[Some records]

/---

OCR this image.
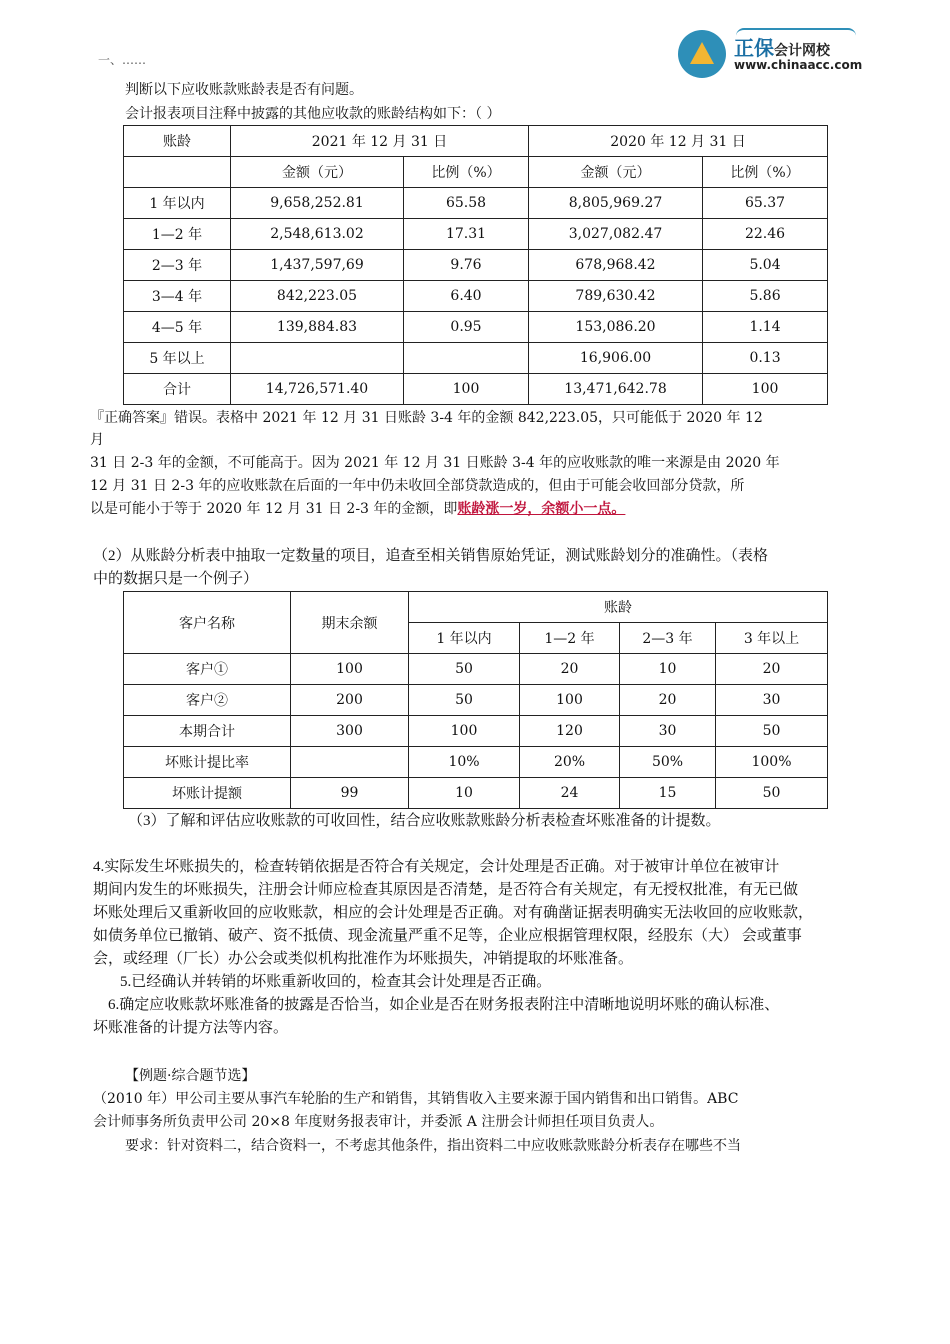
一、……	正保会计网校
www.chinaacc.com
判断以下应收账款账龄表是否有问题。
会计报表项目注释中披露的其他应收款的账龄结构如下：（ ）
账龄	2021 年 12 月 31 日		2020 年 12 月 31 日	
	金额（元）	比例（%）	金额（元）	比例（%）
1 年以内	9,658,252.81	65.58	8,805,969.27	65.37
1—2 年	2,548,613.02	17.31	3,027,082.47	22.46
2—3 年	1,437,597,69	9.76	678,968.42	5.04
3—4 年	842,223.05	6.40	789,630.42	5.86
4—5 年	139,884.83	0.95	153,086.20	1.14
5 年以上			16,906.00	0.13
合计	14,726,571.40	100	13,471,642.78	100
『正确答案』错误。表格中 2021 年 12 月 31 日账龄 3-4 年的金额 842,223.05，只可能低于 2020 年 12
月
31 日 2-3 年的金额，不可能高于。因为 2021 年 12 月 31 日账龄 3-4 年的应收账款的唯一来源是由 2020 年
12 月 31 日 2-3 年的应收账款在后面的一年中仍未收回全部贷款造成的，但由于可能会收回部分贷款，所
以是可能小于等于 2020 年 12 月 31 日 2-3 年的金额，即账龄涨一岁，余额小一点。
（2）从账龄分析表中抽取一定数量的项目，追查至相关销售原始凭证，测试账龄划分的准确性。（表格
中的数据只是一个例子）
客户名称	期末余额	账龄			
		1 年以内	1—2 年	2—3 年	3 年以上
客户①	100	50	20	10	20
客户②	200	50	100	20	30
本期合计	300	100	120	30	50
坏账计提比率		10%	20%	50%	100%
坏账计提额	99	10	24	15	50
（3）了解和评估应收账款的可收回性，结合应收账款账龄分析表检查坏账准备的计提数。
4.实际发生坏账损失的，检查转销依据是否符合有关规定，会计处理是否正确。对于被审计单位在被审计
期间内发生的坏账损失，注册会计师应检查其原因是否清楚，是否符合有关规定，有无授权批准，有无已做
坏账处理后又重新收回的应收账款，相应的会计处理是否正确。对有确凿证据表明确实无法收回的应收账款，
如债务单位已撤销、破产、资不抵债、现金流量严重不足等，企业应根据管理权限，经股东（大） 会或董事
会，或经理（厂长）办公会或类似机构批准作为坏账损失，冲销提取的坏账准备。
5.已经确认并转销的坏账重新收回的，检查其会计处理是否正确。
6.确定应收账款坏账准备的披露是否恰当，如企业是否在财务报表附注中清晰地说明坏账的确认标准、
坏账准备的计提方法等内容。
【例题·综合题节选】
（2010 年）甲公司主要从事汽车轮胎的生产和销售，其销售收入主要来源于国内销售和出口销售。ABC
会计师事务所负责甲公司 20×8 年度财务报表审计，并委派 A 注册会计师担任项目负责人。
要求：针对资料二，结合资料一，不考虑其他条件，指出资料二中应收账款账龄分析表存在哪些不当
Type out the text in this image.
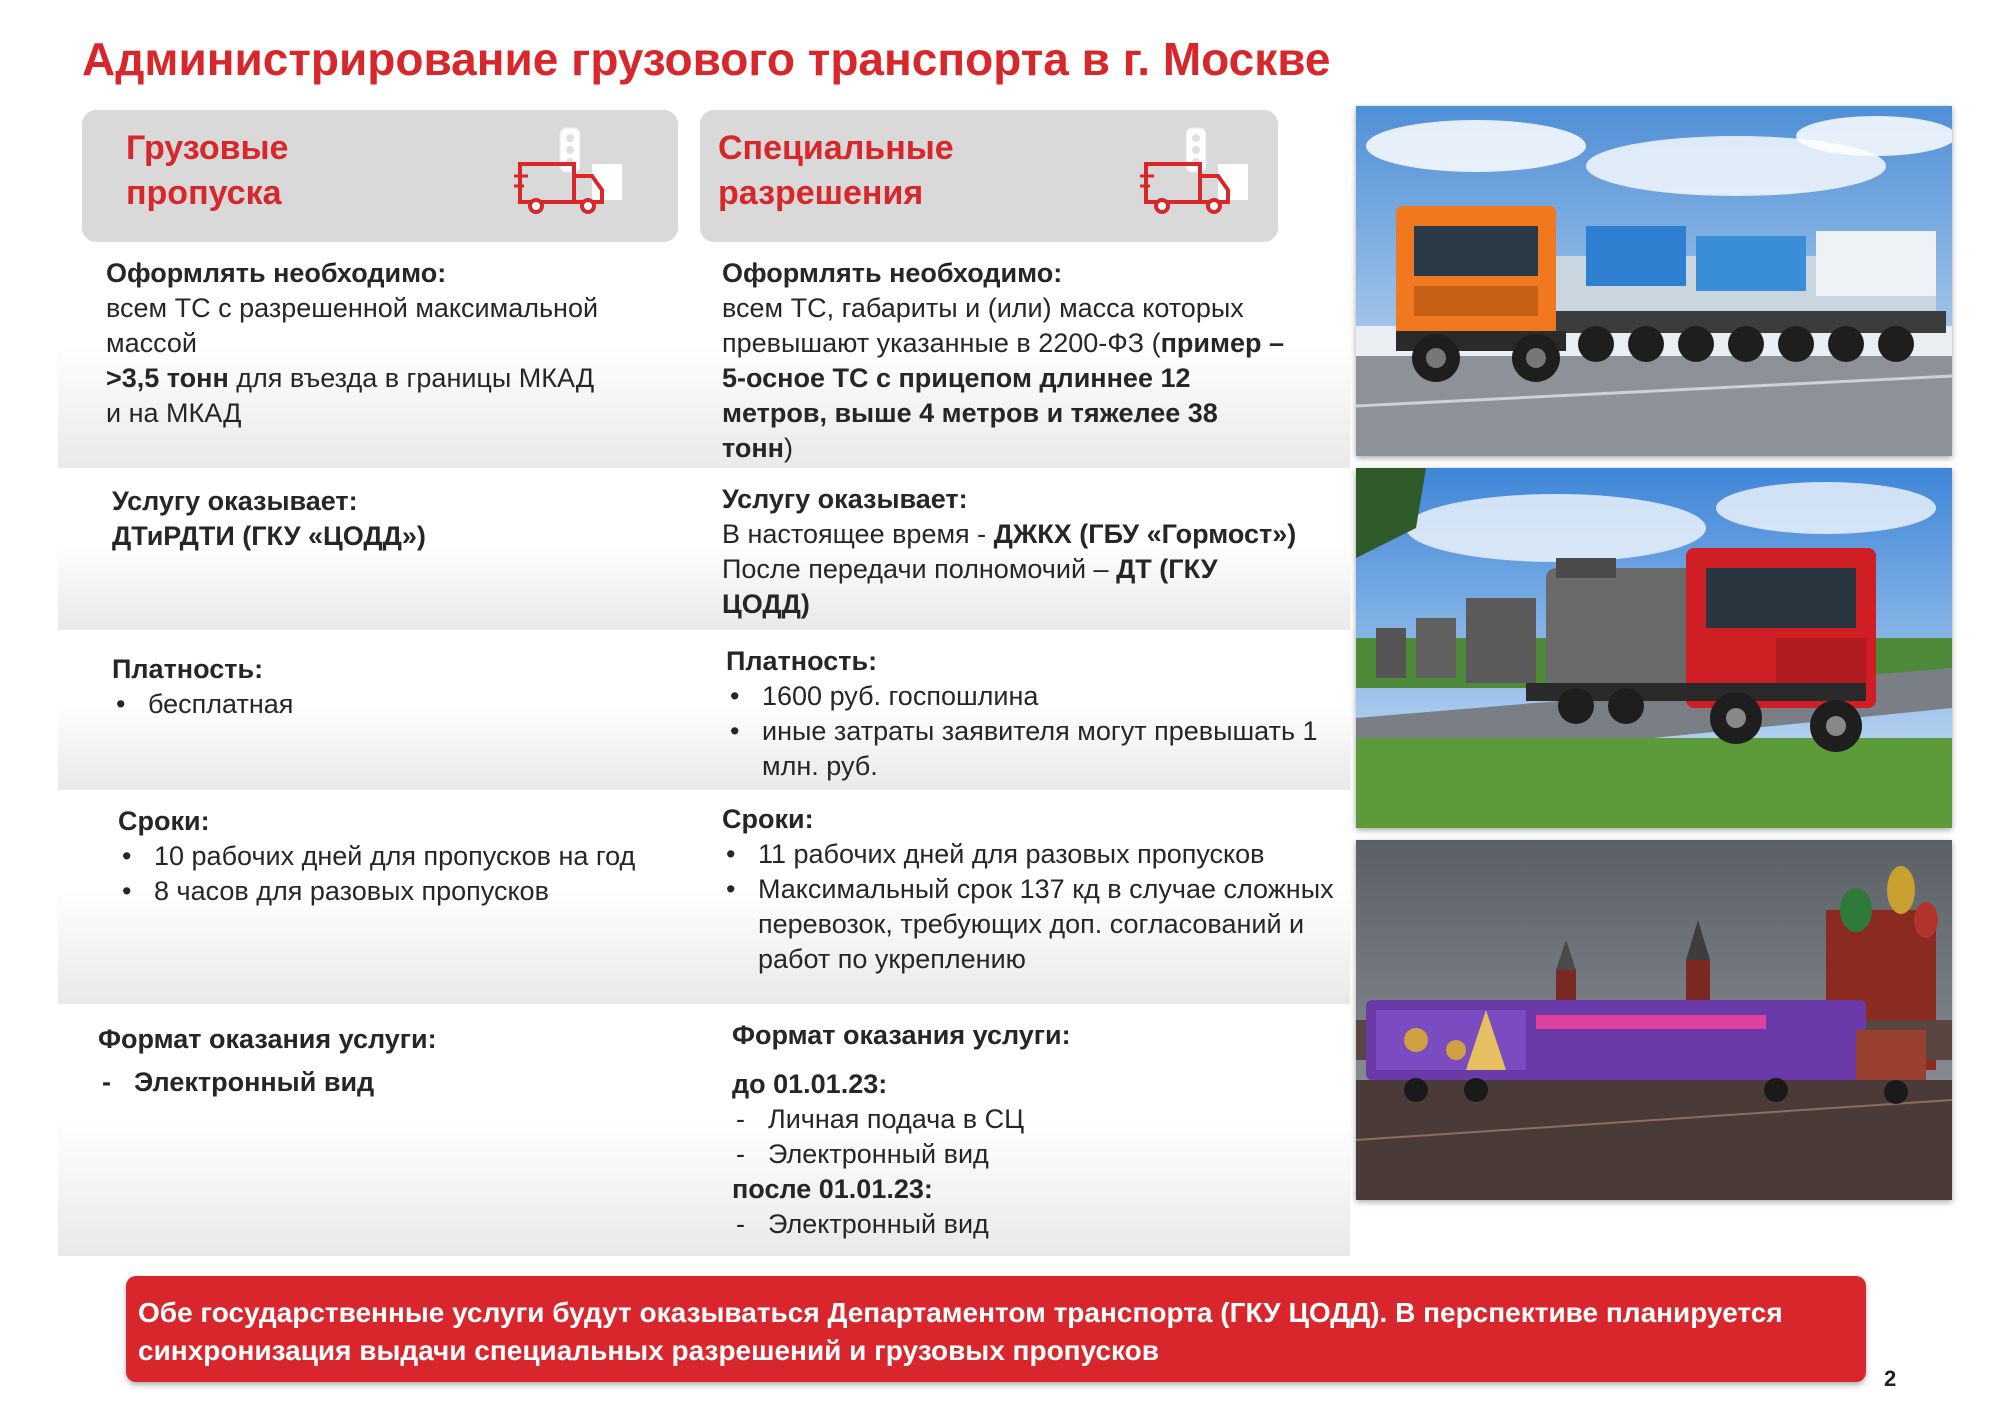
Администрирование грузового транспорта в г. Москве
Грузовые
пропуска
Специальные
разрешения
Оформлять необходимо:
всем ТС с разрешенной максимальной
массой
>3,5 тонн для въезда в границы МКАД
и на МКАД
Услугу оказывает:
ДТиРДТИ (ГКУ «ЦОДД»)
Платность:
• бесплатная
Сроки:
• 10 рабочих дней для пропусков на год
• 8 часов для разовых пропусков
Формат оказания услуги:
- Электронный вид
Оформлять необходимо:
всем ТС, габариты и (или) масса которых
превышают указанные в 2200-ФЗ (пример –
5-осное ТС с прицепом длиннее 12
метров, выше 4 метров и тяжелее 38
тонн)
Услугу оказывает:
В настоящее время - ДЖКХ (ГБУ «Гормост»)
После передачи полномочий – ДТ (ГКУ
ЦОДД)
Платность:
• 1600 руб. госпошлина
• иные затраты заявителя могут превышать 1 млн. руб.
Сроки:
• 11 рабочих дней для разовых пропусков
• Максимальный срок 137 кд в случае сложных перевозок, требующих доп. согласований и работ по укреплению
Формат оказания услуги:
до 01.01.23:
- Личная подача в СЦ
- Электронный вид
после 01.01.23:
- Электронный вид
Обе государственные услуги будут оказываться Департаментом транспорта (ГКУ ЦОДД). В перспективе планируется синхронизация выдачи специальных разрешений и грузовых пропусков
2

\---

- _GIVEN EXERCISE_
Copy in full each line that holds the word "image".

- _RESULT OF THIS TASK_
OCR this image.
Type out the text in this image.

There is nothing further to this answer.